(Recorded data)
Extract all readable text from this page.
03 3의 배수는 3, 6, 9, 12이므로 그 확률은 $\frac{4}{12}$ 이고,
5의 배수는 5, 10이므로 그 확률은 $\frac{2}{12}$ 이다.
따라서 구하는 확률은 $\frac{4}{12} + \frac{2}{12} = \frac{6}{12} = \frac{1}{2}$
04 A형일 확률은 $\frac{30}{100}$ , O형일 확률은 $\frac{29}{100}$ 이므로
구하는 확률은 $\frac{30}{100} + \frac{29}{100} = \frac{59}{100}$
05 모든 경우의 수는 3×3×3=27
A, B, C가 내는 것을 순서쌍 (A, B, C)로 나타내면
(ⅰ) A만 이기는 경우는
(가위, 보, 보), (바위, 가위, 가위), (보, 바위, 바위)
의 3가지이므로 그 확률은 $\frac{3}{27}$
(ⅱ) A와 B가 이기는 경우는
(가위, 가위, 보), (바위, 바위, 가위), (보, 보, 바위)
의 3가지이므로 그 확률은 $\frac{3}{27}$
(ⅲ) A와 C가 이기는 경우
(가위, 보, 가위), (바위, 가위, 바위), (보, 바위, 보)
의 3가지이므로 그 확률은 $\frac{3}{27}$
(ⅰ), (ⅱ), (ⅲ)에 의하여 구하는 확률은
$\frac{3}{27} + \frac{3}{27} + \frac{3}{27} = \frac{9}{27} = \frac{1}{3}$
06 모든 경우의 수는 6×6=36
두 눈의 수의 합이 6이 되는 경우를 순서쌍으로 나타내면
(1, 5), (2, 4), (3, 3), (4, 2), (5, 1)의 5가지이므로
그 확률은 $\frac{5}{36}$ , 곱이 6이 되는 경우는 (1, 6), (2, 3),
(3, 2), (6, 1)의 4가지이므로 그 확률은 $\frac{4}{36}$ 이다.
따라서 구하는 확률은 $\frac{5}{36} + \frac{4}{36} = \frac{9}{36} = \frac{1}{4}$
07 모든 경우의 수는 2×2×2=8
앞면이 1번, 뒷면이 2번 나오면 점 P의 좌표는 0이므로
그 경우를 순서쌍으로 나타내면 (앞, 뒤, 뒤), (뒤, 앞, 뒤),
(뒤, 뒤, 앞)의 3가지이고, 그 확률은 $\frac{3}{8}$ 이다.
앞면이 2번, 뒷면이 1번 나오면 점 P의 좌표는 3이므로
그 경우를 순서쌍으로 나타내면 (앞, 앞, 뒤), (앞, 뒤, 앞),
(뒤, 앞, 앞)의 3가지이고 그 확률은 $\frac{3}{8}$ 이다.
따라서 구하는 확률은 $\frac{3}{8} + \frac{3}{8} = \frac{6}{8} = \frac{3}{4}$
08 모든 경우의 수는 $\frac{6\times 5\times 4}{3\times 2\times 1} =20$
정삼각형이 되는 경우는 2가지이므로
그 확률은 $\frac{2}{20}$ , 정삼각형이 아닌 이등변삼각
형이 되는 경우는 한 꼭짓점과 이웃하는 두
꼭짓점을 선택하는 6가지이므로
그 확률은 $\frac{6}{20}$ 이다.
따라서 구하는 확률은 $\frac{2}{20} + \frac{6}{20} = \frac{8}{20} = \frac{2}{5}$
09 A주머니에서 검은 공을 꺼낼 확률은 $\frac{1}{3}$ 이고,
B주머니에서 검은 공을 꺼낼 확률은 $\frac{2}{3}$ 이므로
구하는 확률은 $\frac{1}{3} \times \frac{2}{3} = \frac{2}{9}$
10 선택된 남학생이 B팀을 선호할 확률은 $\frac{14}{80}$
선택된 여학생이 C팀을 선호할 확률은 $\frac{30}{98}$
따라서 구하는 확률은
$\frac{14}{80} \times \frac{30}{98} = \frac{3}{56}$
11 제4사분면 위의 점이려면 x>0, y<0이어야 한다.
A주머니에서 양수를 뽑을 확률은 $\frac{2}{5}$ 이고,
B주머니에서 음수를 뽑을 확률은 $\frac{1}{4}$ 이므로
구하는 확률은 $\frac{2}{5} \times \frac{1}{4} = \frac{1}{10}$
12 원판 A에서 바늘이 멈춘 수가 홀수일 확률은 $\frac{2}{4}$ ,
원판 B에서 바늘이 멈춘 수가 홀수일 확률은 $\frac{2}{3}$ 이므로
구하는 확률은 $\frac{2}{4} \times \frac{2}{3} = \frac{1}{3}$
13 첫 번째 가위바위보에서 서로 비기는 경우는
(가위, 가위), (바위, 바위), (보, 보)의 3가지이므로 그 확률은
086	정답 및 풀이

## Task to complete:
Read the entries and pick out all lines that include the word "나타내면".

## Reply to the exercise:
A, B, C가 내는 것을 순서쌍 (A, B, C)로 나타내면
두 눈의 수의 합이 6이 되는 경우를 순서쌍으로 나타내면
그 경우를 순서쌍으로 나타내면 (앞, 뒤, 뒤), (뒤, 앞, 뒤),
그 경우를 순서쌍으로 나타내면 (앞, 앞, 뒤), (앞, 뒤, 앞),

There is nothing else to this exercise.